## Start

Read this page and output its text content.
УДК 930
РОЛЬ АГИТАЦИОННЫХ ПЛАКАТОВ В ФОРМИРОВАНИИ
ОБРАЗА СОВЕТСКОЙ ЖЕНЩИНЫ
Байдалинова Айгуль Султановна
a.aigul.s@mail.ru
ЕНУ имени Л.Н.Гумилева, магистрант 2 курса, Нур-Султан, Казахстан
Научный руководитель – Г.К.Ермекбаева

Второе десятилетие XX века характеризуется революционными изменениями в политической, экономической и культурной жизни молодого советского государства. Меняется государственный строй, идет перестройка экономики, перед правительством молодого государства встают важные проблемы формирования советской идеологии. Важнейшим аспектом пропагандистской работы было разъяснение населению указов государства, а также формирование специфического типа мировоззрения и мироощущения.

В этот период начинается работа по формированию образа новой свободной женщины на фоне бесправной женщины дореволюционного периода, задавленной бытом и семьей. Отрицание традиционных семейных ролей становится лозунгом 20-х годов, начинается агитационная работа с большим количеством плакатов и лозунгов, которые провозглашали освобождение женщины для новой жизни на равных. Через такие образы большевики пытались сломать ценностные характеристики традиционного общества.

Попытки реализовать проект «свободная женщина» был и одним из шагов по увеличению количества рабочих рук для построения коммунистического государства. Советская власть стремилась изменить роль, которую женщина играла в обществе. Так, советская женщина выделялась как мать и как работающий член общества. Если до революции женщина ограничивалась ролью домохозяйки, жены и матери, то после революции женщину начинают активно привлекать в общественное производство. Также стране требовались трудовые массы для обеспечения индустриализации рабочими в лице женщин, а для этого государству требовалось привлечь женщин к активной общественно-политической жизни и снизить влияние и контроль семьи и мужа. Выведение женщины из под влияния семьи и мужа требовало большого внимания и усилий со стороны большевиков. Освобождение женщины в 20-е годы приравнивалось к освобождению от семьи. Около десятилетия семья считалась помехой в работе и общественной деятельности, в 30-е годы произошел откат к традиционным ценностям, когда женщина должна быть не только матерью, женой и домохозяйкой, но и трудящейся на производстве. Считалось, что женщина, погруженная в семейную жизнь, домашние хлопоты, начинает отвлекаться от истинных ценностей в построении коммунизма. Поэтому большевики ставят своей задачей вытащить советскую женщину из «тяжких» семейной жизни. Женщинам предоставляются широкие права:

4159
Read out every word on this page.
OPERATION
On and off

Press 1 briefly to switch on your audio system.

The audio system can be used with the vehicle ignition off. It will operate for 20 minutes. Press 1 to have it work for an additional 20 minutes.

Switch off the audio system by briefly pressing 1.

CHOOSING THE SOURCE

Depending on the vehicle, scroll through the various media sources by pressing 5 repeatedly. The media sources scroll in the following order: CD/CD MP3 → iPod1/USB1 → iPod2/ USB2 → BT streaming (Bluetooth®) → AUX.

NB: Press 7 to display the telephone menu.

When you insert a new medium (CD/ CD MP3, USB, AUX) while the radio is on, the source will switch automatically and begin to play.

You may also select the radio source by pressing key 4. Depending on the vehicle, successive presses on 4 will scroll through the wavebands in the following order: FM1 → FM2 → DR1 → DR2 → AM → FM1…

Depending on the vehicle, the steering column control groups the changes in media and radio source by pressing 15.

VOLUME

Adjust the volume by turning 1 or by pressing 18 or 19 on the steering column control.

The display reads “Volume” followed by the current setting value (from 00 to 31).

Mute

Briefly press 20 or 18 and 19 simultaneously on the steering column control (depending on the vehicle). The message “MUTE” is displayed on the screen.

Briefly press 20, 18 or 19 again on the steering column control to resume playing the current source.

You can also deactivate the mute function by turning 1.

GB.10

## End

**GIVEN PROBLEM**
Which lines in the data above contain "will"? Show each one.

**RIGHT ANSWER**
The audio system can be used with the vehicle ignition off. It will operate for 20 minutes. Press 1 to have it work for an additional 20 minutes.
When you insert a new medium (CD/ CD MP3, USB, AUX) while the radio is on, the source will switch automatically and begin to play.
You may also select the radio source by pressing key 4. Depending on the vehicle, successive presses on 4 will scroll through the wavebands in the following order: FM1 → FM2 → DR1 → DR2 → AM → FM1…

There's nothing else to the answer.